Whenever a line contains the string "linear", copy it out of the entries.

+-------+

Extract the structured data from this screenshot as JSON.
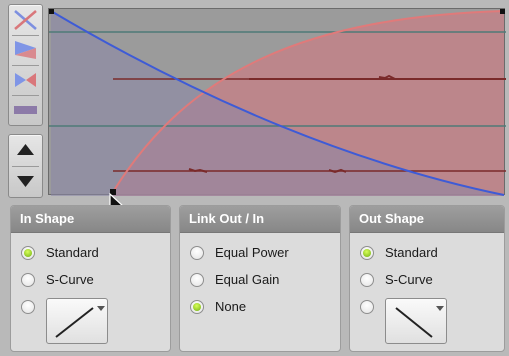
{
  "colors": {
    "graph_bg": "#9b9b9b",
    "in_curve": "#3e5bd6",
    "out_curve": "#e07a7a",
    "out_fill": "#c77f86",
    "in_fill": "#8c84a8",
    "radio_selected": "#7bc41a",
    "header_bg": "#939393"
  },
  "toolbar": {
    "icons": [
      "crossfade-cross-icon",
      "fade-in-icon",
      "fade-out-icon",
      "fade-bar-icon",
      "arrow-up-icon",
      "arrow-down-icon"
    ]
  },
  "panels": {
    "in_shape": {
      "title": "In Shape",
      "options": [
        {
          "label": "Standard",
          "selected": true
        },
        {
          "label": "S-Curve",
          "selected": false
        }
      ],
      "curve_selector_icon": "linear-rising-curve-icon"
    },
    "link": {
      "title": "Link Out / In",
      "options": [
        {
          "label": "Equal Power",
          "selected": false
        },
        {
          "label": "Equal Gain",
          "selected": false
        },
        {
          "label": "None",
          "selected": true
        }
      ]
    },
    "out_shape": {
      "title": "Out Shape",
      "options": [
        {
          "label": "Standard",
          "selected": true
        },
        {
          "label": "S-Curve",
          "selected": false
        }
      ],
      "curve_selector_icon": "linear-falling-curve-icon"
    }
  },
  "cursor": "arrow-pointer-icon"
}
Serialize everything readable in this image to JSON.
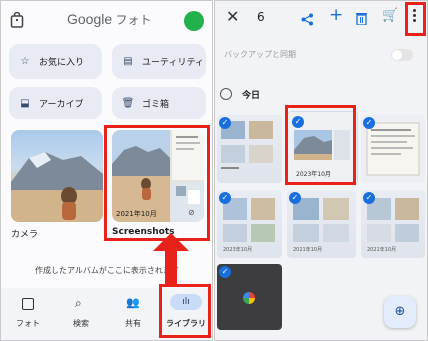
{
  "left": {
    "logo_google": "Google",
    "logo_photos": " フォト",
    "chips": {
      "favorites": "お気に入り",
      "utility": "ユーティリティ",
      "archive": "アーカイブ",
      "trash": "ゴミ箱"
    },
    "albums": {
      "camera_label": "カメラ",
      "screenshots_date": "2021年10月",
      "screenshots_label": "Screenshots"
    },
    "hint": "作成したアルバムがここに表示されます",
    "nav": {
      "photos": "フォト",
      "search": "検索",
      "shared": "共有",
      "library": "ライブラリ"
    }
  },
  "right": {
    "selected_count": "6",
    "backup_label": "バックアップと同期",
    "today_label": "今日",
    "tile_date": "2023年10月",
    "tile_date_b": "2023年10月",
    "tile_date_c": "2021年10月",
    "tile_date_d": "2021年10月"
  },
  "colors": {
    "highlight": "#e8211a",
    "accent_blue": "#1a6fe0",
    "avatar_green": "#22b14c"
  }
}
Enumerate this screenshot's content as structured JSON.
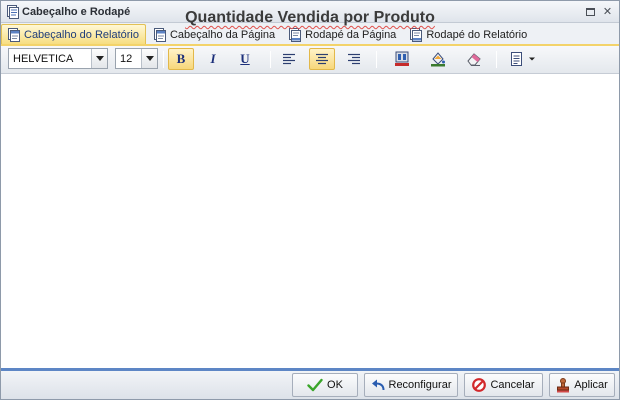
{
  "window": {
    "title": "Cabeçalho e Rodapé",
    "controls": [
      "maximize-icon",
      "close-icon"
    ]
  },
  "tabs": [
    {
      "label": "Cabeçalho do Relatório",
      "active": true,
      "icon": "header-page-icon"
    },
    {
      "label": "Cabeçalho da Página",
      "active": false,
      "icon": "header-page-icon"
    },
    {
      "label": "Rodapé da Página",
      "active": false,
      "icon": "footer-page-icon"
    },
    {
      "label": "Rodapé do Relatório",
      "active": false,
      "icon": "footer-page-icon"
    }
  ],
  "toolbar": {
    "font_family": "HELVETICA",
    "font_size": "12",
    "bold_glyph": "B",
    "italic_glyph": "I",
    "underline_glyph": "U",
    "bold_active": true,
    "align_selected": "center",
    "icons": [
      "bold-icon",
      "italic-icon",
      "underline-icon",
      "align-left-icon",
      "align-center-icon",
      "align-right-icon",
      "text-color-icon",
      "fill-color-icon",
      "eraser-icon",
      "insert-field-icon"
    ]
  },
  "editor": {
    "content": "Quantidade Vendida por Produto"
  },
  "footer": {
    "ok_label": "OK",
    "reconfigure_label": "Reconfigurar",
    "cancel_label": "Cancelar",
    "apply_label": "Aplicar"
  },
  "colors": {
    "active_tab": "#f6dc7d",
    "footer_accent": "#5d86c5",
    "heading_text": "#3b3b3b",
    "spellcheck_underline": "#e0504b"
  }
}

+-------+

_FULL OUTPUT_
      "curve_selector_icon": "linear-rising-curve-icon"
      "curve_selector_icon": "linear-falling-curve-icon"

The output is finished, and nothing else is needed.